◆ Challenge ◆
Collect each line containing "amplificadores".

◆ Supplied records ◆
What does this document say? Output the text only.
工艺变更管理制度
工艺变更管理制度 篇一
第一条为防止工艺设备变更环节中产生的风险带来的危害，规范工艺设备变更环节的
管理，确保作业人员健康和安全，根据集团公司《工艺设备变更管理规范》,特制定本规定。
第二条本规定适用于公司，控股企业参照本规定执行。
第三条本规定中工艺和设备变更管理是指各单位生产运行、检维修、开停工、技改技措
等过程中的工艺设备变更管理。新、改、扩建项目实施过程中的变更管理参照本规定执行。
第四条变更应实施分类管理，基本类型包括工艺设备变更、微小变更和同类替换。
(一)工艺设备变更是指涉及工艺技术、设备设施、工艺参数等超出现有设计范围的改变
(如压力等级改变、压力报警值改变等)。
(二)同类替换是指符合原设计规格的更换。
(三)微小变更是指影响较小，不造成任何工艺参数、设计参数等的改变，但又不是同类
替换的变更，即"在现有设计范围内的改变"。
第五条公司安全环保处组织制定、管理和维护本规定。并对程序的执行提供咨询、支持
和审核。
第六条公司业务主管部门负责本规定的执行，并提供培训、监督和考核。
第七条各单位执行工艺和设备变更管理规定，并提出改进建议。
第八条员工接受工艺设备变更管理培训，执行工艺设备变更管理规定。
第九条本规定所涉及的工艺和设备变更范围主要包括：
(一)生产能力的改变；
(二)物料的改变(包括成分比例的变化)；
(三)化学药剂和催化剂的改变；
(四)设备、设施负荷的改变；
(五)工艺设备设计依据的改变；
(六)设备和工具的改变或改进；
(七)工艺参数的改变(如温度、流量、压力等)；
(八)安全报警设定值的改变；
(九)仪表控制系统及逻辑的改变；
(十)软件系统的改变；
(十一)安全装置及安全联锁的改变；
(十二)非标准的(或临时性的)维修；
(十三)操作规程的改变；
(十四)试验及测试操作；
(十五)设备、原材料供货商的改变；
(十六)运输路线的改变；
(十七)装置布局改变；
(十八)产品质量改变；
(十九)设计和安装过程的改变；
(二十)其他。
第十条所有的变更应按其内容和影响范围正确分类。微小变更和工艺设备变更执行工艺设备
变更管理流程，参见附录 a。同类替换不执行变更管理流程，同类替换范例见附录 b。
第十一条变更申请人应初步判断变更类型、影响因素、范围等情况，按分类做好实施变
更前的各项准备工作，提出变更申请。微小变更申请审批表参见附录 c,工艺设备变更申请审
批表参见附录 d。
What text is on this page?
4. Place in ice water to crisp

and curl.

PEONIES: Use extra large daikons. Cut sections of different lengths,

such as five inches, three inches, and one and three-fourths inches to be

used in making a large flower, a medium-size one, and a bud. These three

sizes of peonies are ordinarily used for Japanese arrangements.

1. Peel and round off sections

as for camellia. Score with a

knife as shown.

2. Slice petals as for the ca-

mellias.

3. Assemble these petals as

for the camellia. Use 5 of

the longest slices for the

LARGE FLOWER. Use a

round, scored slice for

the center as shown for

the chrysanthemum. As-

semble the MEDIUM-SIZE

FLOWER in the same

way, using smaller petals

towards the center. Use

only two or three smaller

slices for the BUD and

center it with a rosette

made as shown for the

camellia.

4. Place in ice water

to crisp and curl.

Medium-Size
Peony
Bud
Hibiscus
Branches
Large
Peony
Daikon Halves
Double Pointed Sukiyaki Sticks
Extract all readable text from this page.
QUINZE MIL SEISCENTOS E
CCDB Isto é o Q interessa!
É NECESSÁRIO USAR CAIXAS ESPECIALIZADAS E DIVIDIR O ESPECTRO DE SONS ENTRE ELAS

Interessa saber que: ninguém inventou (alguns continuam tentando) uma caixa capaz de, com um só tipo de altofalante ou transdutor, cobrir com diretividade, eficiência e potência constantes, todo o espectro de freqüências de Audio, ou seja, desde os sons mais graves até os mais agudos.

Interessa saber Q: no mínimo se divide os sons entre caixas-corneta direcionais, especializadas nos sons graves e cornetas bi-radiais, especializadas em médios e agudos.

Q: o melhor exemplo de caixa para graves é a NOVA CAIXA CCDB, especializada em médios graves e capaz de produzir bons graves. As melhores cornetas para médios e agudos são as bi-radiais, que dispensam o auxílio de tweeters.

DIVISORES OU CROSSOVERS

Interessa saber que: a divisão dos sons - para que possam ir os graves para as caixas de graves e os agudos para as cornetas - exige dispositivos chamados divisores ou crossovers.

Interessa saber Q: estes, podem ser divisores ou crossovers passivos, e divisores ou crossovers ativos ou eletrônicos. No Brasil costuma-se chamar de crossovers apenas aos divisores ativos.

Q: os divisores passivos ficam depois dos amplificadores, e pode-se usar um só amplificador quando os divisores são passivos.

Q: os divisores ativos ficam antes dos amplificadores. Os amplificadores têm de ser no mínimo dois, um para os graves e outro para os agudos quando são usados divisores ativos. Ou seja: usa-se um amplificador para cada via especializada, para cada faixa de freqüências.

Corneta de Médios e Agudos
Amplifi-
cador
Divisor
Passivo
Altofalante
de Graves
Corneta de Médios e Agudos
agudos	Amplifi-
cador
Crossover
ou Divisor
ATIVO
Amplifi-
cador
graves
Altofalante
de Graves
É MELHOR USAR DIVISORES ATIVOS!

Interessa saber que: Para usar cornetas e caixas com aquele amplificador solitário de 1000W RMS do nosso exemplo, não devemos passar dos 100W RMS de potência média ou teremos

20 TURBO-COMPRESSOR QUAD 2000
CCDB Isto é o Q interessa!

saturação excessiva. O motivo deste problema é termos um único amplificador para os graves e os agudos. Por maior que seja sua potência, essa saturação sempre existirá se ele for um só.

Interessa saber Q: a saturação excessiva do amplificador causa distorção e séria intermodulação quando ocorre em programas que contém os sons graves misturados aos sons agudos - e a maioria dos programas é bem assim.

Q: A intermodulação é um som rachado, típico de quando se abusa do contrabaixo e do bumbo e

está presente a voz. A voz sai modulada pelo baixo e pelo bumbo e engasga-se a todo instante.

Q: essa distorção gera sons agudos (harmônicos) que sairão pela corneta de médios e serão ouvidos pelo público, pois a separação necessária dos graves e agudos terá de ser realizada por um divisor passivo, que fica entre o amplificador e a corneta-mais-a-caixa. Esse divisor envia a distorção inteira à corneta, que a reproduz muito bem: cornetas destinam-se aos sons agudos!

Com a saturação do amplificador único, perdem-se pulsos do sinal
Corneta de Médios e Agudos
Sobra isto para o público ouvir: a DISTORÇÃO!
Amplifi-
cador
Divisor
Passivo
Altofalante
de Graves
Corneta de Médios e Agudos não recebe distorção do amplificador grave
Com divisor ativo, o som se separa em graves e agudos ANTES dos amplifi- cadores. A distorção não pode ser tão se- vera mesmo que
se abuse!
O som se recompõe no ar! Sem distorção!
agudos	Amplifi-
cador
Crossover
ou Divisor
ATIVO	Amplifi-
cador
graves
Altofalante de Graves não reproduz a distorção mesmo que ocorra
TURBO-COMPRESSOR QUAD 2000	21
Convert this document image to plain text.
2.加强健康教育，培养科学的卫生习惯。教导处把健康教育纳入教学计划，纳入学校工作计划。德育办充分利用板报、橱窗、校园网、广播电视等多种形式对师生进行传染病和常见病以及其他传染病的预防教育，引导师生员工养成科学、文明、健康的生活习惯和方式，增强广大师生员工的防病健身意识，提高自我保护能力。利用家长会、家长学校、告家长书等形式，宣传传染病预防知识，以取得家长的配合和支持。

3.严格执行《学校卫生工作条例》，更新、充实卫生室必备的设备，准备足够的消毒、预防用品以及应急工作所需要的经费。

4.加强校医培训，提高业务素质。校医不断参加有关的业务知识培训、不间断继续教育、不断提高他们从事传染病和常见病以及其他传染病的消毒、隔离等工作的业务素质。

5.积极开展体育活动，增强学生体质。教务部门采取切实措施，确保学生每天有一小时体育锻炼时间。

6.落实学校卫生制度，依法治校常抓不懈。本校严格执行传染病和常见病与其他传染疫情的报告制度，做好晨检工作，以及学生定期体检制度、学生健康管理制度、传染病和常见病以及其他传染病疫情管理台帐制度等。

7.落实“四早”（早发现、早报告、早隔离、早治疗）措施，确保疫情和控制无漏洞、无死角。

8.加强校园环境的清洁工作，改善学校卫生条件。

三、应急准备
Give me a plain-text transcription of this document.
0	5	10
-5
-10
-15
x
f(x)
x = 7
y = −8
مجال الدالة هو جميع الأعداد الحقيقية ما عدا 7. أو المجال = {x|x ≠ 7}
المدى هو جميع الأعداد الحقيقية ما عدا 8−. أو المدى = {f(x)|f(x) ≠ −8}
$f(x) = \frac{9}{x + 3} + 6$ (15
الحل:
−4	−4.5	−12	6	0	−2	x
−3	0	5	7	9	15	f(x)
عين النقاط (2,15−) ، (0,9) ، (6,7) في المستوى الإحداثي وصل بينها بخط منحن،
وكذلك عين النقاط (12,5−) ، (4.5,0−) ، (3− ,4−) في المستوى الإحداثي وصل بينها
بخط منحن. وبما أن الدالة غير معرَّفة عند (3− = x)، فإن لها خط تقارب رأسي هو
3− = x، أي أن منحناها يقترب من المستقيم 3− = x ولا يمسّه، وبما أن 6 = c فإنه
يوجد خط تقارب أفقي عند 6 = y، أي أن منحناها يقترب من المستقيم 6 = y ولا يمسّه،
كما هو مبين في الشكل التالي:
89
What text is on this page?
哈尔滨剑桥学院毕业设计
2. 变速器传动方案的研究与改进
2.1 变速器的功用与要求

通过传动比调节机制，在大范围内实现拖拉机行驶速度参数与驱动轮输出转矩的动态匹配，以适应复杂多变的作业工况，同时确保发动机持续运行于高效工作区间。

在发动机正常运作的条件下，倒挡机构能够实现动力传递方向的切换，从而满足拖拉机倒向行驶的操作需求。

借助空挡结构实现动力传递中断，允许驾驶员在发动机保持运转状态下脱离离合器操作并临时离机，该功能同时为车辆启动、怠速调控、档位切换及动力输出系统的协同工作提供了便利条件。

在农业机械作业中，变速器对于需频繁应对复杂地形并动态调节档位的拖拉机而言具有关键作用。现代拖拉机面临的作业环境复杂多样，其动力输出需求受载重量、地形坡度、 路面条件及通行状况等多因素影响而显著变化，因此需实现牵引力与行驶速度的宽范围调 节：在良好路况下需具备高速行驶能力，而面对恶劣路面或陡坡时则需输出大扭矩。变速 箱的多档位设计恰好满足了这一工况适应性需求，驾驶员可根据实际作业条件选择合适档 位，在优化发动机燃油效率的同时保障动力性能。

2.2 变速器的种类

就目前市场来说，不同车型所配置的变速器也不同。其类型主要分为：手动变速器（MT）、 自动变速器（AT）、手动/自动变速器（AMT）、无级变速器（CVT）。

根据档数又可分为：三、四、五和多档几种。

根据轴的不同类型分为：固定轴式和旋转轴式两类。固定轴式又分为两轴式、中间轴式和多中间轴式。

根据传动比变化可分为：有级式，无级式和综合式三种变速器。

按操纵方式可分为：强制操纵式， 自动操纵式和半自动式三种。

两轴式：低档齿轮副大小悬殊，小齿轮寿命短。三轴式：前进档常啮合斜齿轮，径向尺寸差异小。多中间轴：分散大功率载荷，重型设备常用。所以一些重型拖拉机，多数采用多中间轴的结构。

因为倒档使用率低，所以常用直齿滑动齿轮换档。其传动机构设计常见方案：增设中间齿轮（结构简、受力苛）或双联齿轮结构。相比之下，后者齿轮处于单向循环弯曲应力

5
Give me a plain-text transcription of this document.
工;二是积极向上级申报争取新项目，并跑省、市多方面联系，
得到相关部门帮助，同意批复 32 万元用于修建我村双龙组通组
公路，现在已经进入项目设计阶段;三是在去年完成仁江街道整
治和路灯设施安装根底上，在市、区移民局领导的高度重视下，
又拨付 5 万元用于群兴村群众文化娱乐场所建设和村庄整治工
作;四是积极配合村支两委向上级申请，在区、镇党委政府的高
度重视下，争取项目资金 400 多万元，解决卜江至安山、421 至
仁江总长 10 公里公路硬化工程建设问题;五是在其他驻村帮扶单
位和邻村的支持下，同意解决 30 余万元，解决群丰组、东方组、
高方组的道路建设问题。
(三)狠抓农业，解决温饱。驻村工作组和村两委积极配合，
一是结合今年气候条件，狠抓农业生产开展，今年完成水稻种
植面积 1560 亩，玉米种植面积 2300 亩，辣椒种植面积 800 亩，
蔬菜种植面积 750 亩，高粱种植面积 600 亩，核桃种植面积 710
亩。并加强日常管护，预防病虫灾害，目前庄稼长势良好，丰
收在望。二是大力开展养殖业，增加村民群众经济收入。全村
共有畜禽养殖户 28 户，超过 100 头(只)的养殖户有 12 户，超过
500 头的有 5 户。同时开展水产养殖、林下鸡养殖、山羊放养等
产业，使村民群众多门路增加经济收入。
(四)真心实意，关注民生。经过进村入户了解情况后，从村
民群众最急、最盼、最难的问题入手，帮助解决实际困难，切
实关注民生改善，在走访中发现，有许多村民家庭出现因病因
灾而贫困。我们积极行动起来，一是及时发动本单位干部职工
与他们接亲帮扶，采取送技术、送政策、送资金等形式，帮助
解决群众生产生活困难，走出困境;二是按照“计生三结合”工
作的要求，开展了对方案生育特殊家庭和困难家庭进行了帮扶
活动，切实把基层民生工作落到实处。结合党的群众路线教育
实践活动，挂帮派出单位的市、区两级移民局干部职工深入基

◆ Solution to this task ◆
Q: os divisores passivos ficam depois dos amplificadores, e pode-se usar um só amplificador quando os divisores são passivos.
Q: os divisores ativos ficam antes dos amplificadores. Os amplificadores têm de ser no mínimo dois, um para os graves e outro para os agudos quando são usados divisores ativos. Ou seja: usa-se um amplificador para cada via especializada, para cada faixa de freqüências.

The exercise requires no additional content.